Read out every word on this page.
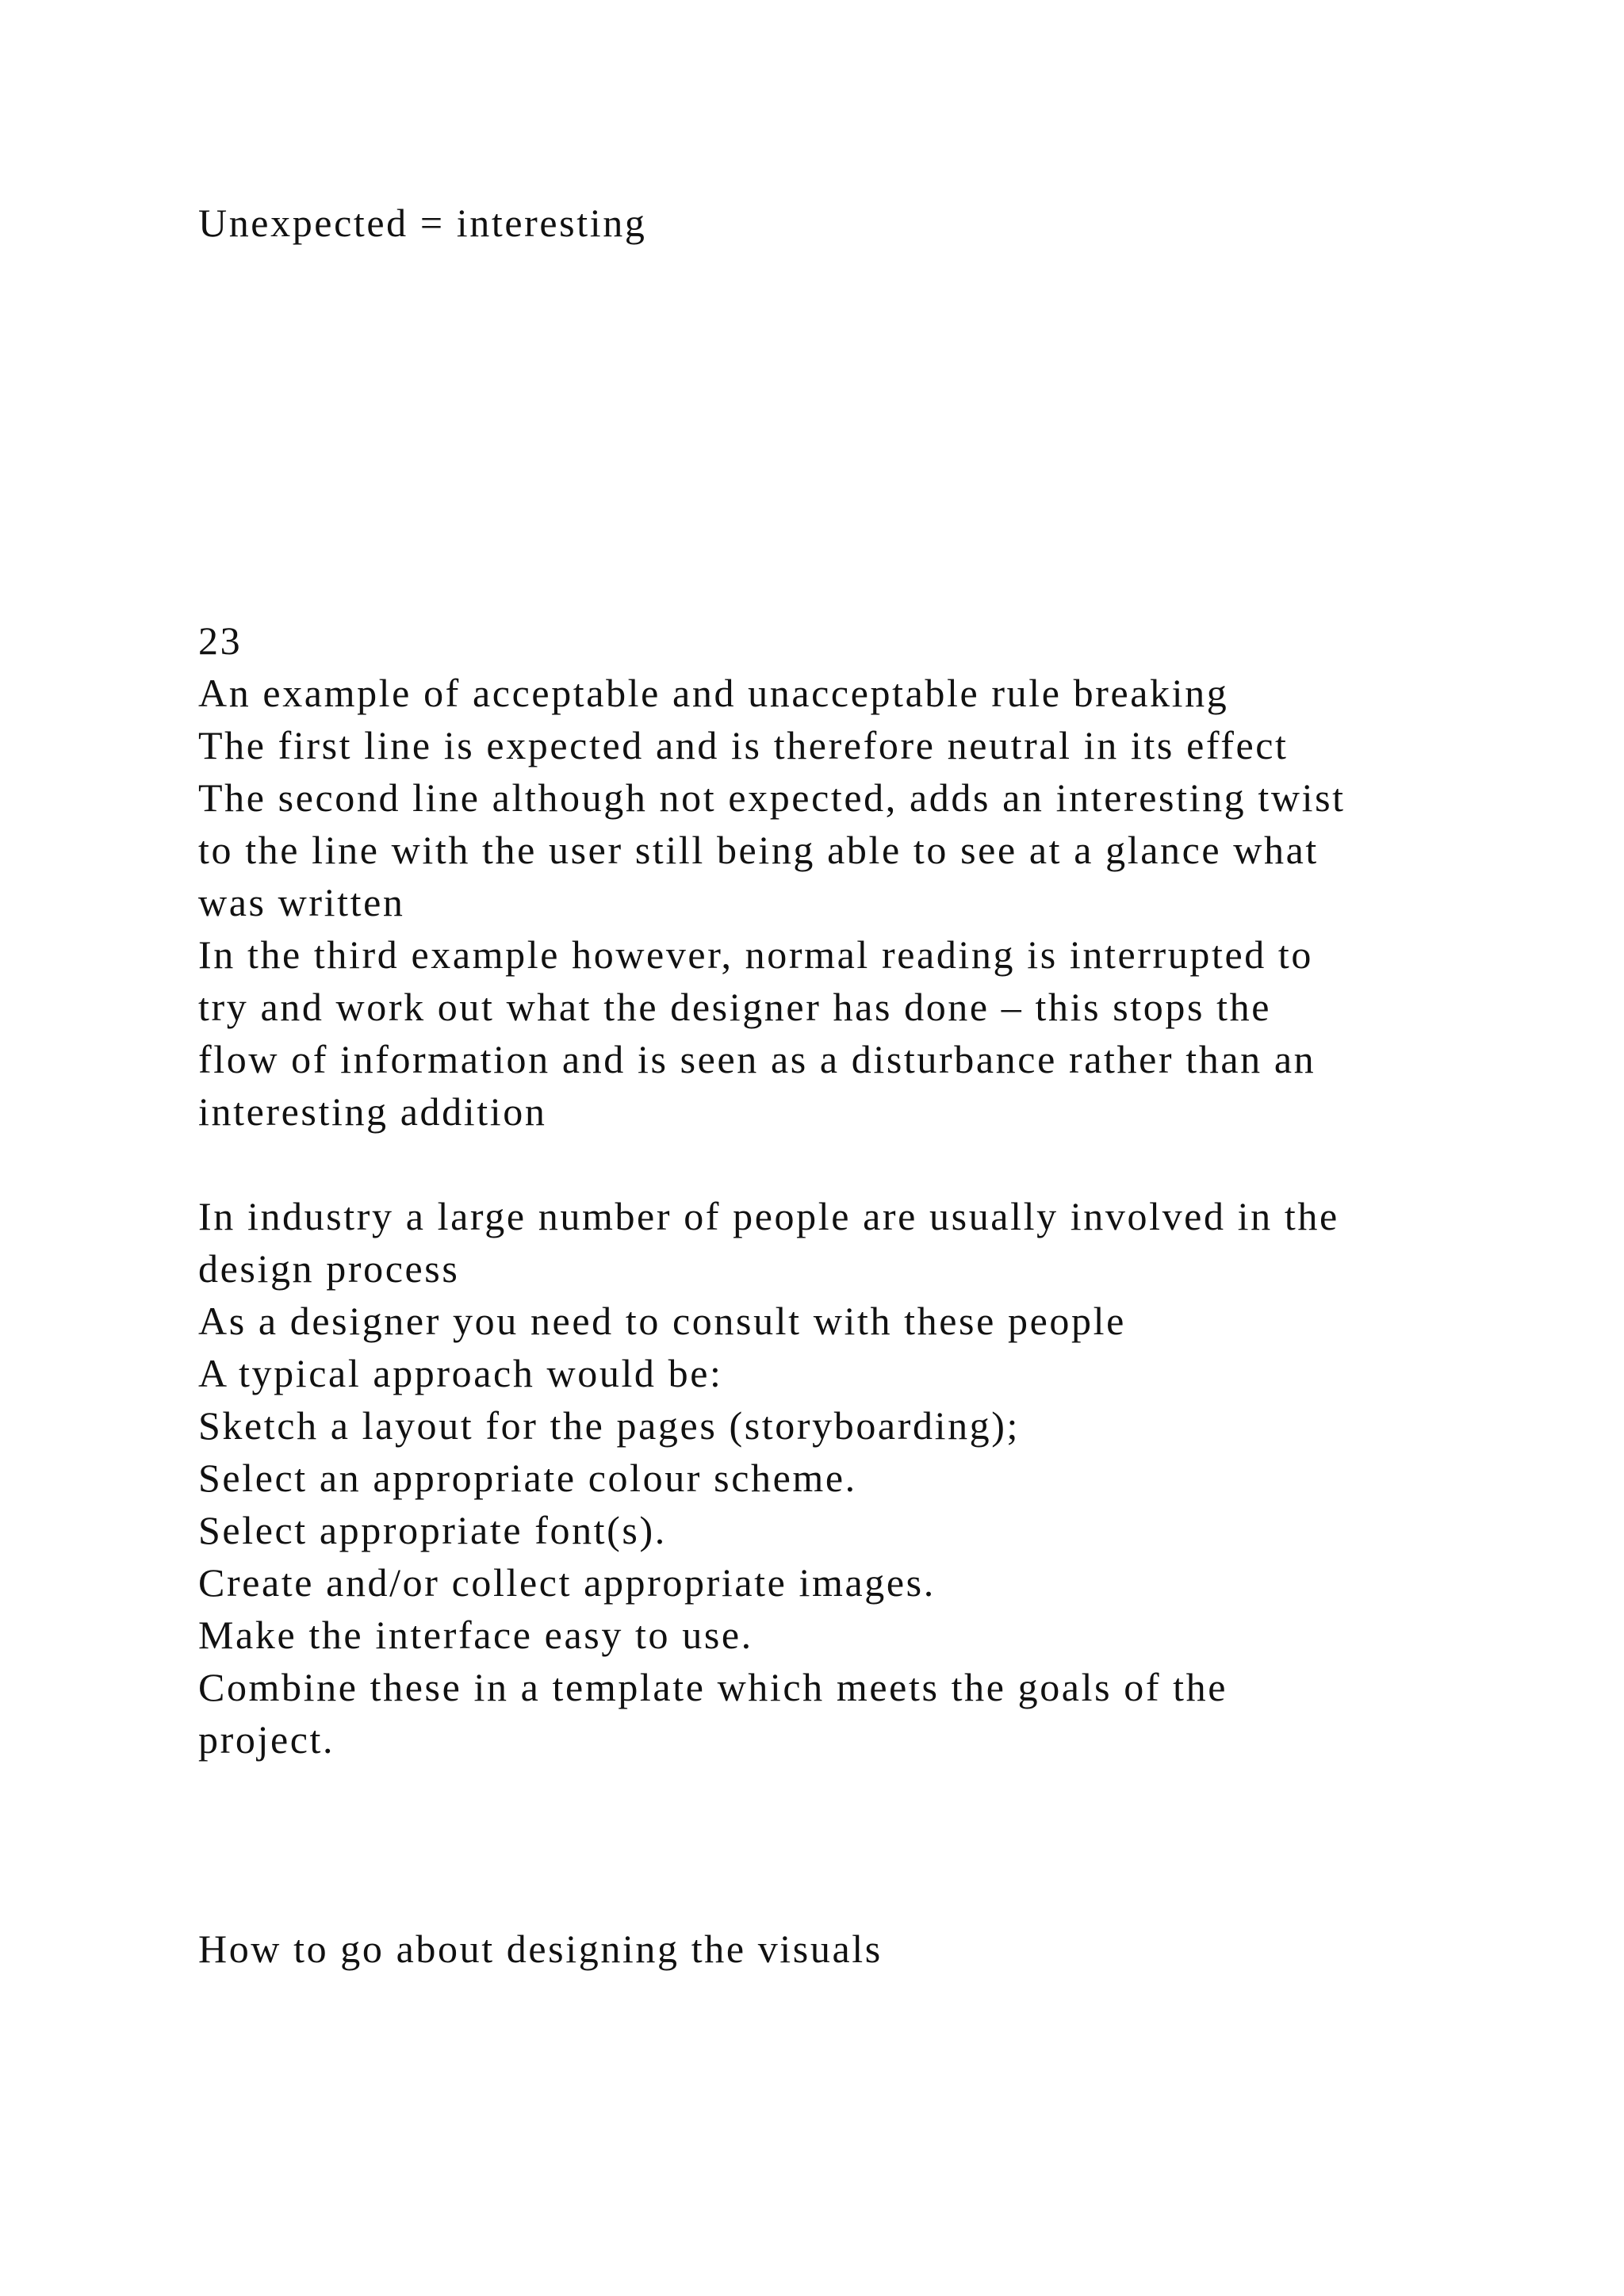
Unexpected = interesting

23

An example of acceptable and unacceptable rule breaking

The first line is expected and is therefore neutral in its effect

The second line although not expected, adds an interesting twist

to the line with the user still being able to see at a glance what

was written

In the third example however, normal reading is interrupted to

try and work out what the designer has done – this stops the

flow of information and is seen as a disturbance rather than an

interesting addition

In industry a large number of people are usually involved in the

design process

As a designer you need to consult with these people

A typical approach would be:

Sketch a layout for the pages (storyboarding);

Select an appropriate colour scheme.

Select appropriate font(s).

Create and/or collect appropriate images.

Make the interface easy to use.

Combine these in a template which meets the goals of the

project.

How to go about designing the visuals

-------------------------

TO BE DONE: Write out every line above exactly as it is, leaving out the pictures.

IN RESPONSE:
Read out every word on this page.
Unexpected = interesting

23

An example of acceptable and unacceptable rule breaking

The first line is expected and is therefore neutral in its effect

The second line although not expected, adds an interesting twist

to the line with the user still being able to see at a glance what

was written

In the third example however, normal reading is interrupted to

try and work out what the designer has done – this stops the

flow of information and is seen as a disturbance rather than an

interesting addition

In industry a large number of people are usually involved in the

design process

As a designer you need to consult with these people

A typical approach would be:

Sketch a layout for the pages (storyboarding);

Select an appropriate colour scheme.

Select appropriate font(s).

Create and/or collect appropriate images.

Make the interface easy to use.

Combine these in a template which meets the goals of the

project.

How to go about designing the visuals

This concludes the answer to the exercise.